*The exercise*: Track down each line that has the word "bushor" and copy it.

*Data lines*:
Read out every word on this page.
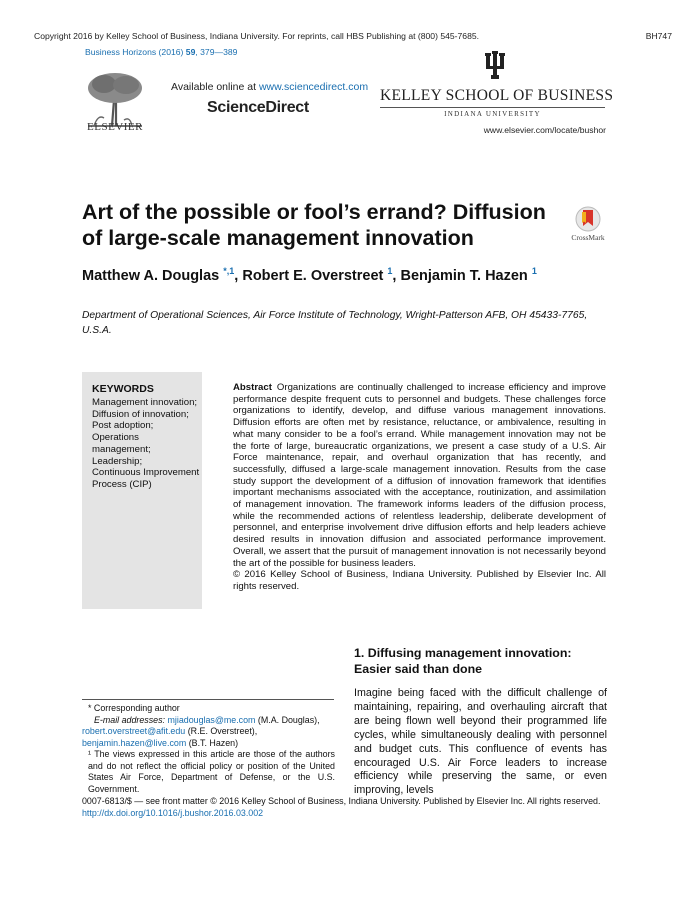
Copyright 2016 by Kelley School of Business, Indiana University. For reprints, call HBS Publishing at (800) 545-7685.	BH747
Business Horizons (2016) 59, 379—389
ELSEVIER
Available online at www.sciencedirect.com
ScienceDirect
KELLEY SCHOOL OF BUSINESS
INDIANA UNIVERSITY
www.elsevier.com/locate/bushor
Art of the possible or fool’s errand? Diffusion of large-scale management innovation	CrossMark
Matthew A. Douglas $^{*,1}$, Robert E. Overstreet $^1$, Benjamin T. Hazen $^1$
Department of Operational Sciences, Air Force Institute of Technology, Wright-Patterson AFB, OH 45433-7765, U.S.A.
KEYWORDS
Management innovation;
Diffusion of innovation;
Post adoption;
Operations management;
Leadership;
Continuous Improvement Process (CIP)
Abstract Organizations are continually challenged to increase efficiency and improve performance despite frequent cuts to personnel and budgets. These challenges force organizations to identify, develop, and diffuse various management innovations. Diffusion efforts are often met by resistance, reluctance, or ambivalence, resulting in what many consider to be a fool’s errand. While management innovation may not be the forte of large, bureaucratic organizations, we present a case study of a U.S. Air Force maintenance, repair, and overhaul organization that has recently, and successfully, diffused a large-scale management innovation. Results from the case study support the development of a diffusion of innovation framework that identifies important mechanisms associated with the acceptance, routinization, and assimilation of management innovation. The framework informs leaders of the diffusion process, while the recommended actions of relentless leadership, deliberate development of personnel, and enterprise involvement drive diffusion efforts and help leaders achieve desired results in innovation diffusion and associated performance improvement. Overall, we assert that the pursuit of management innovation is not necessarily beyond the art of the possible for business leaders.
© 2016 Kelley School of Business, Indiana University. Published by Elsevier Inc. All rights reserved.
1. Diffusing management innovation:
Easier said than done
Imagine being faced with the difficult challenge of maintaining, repairing, and overhauling aircraft that are being flown well beyond their programmed life cycles, while simultaneously dealing with personnel and budget cuts. This confluence of events has encouraged U.S. Air Force leaders to increase efficiency while preserving the same, or even improving, levels
* Corresponding author
E-mail addresses: mjiadouglas@me.com (M.A. Douglas),
robert.overstreet@afit.edu (R.E. Overstreet),
benjamin.hazen@live.com (B.T. Hazen)
¹ The views expressed in this article are those of the authors and do not reflect the official policy or position of the United States Air Force, Department of Defense, or the U.S. Government.
0007-6813/$ — see front matter © 2016 Kelley School of Business, Indiana University. Published by Elsevier Inc. All rights reserved.
http://dx.doi.org/10.1016/j.bushor.2016.03.002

*Written answer*:
www.elsevier.com/locate/bushor
http://dx.doi.org/10.1016/j.bushor.2016.03.002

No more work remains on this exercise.